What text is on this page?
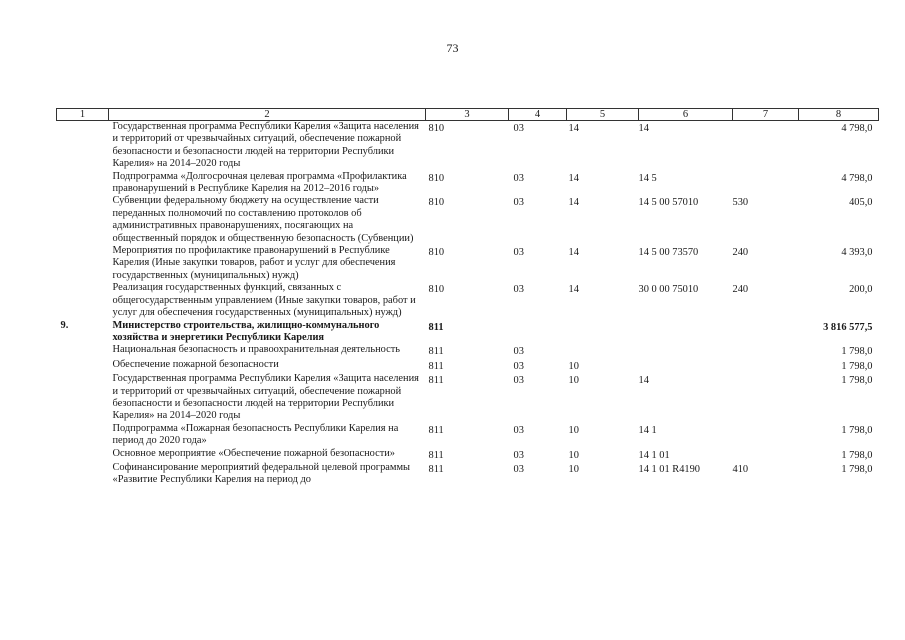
73
1	2	3	4	5	6	7	8
	Государственная программа Республики Карелия «Защита населения и территорий от чрезвычайных ситуаций, обеспечение пожарной безопасности и безопасности людей на территории Республики Карелия» на 2014–2020 годы	810	03	14	14		4 798,0
	Подпрограмма «Долгосрочная целевая программа «Профилактика правонарушений в Республике Карелия на 2012–2016 годы»	810	03	14	14 5		4 798,0
	Субвенции федеральному бюджету на осуществление части переданных полномочий по составлению протоколов об административных правонарушениях, посягающих на общественный порядок и общественную безопасность (Субвенции)	810	03	14	14 5 00 57010	530	405,0
	Мероприятия по профилактике правонарушений в Республике Карелия (Иные закупки товаров, работ и услуг для обеспечения государственных (муниципальных) нужд)	810	03	14	14 5 00 73570	240	4 393,0
	Реализация государственных функций, связанных с общегосударственным управлением (Иные закупки товаров, работ и услуг для обеспечения государственных (муниципальных) нужд)	810	03	14	30 0 00 75010	240	200,0
9.	Министерство строительства, жилищно-коммунального хозяйства и энергетики Республики Карелия	811					3 816 577,5
	Национальная безопасность и правоохранительная деятельность	811	03				1 798,0
	Обеспечение пожарной безопасности	811	03	10			1 798,0
	Государственная программа Республики Карелия «Защита населения и территорий от чрезвычайных ситуаций, обеспечение пожарной безопасности и безопасности людей на территории Республики Карелия» на 2014–2020 годы	811	03	10	14		1 798,0
	Подпрограмма «Пожарная безопасность Республики Карелия на период до 2020 года»	811	03	10	14 1		1 798,0
	Основное мероприятие «Обеспечение пожарной безопасности»	811	03	10	14 1 01		1 798,0
	Софинансирование мероприятий федеральной целевой программы «Развитие Республики Карелия на период до	811	03	10	14 1 01 R4190	410	1 798,0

Exercise details:
Search the entries for the word "правонарушений" and gather every line where it appears.

Solution to the exercise:
	Подпрограмма «Долгосрочная целевая программа «Профилактика правонарушений в Республике Карелия на 2012–2016 годы»	810	03	14	14 5		4 798,0
	Мероприятия по профилактике правонарушений в Республике Карелия (Иные закупки товаров, работ и услуг для обеспечения государственных (муниципальных) нужд)	810	03	14	14 5 00 73570	240	4 393,0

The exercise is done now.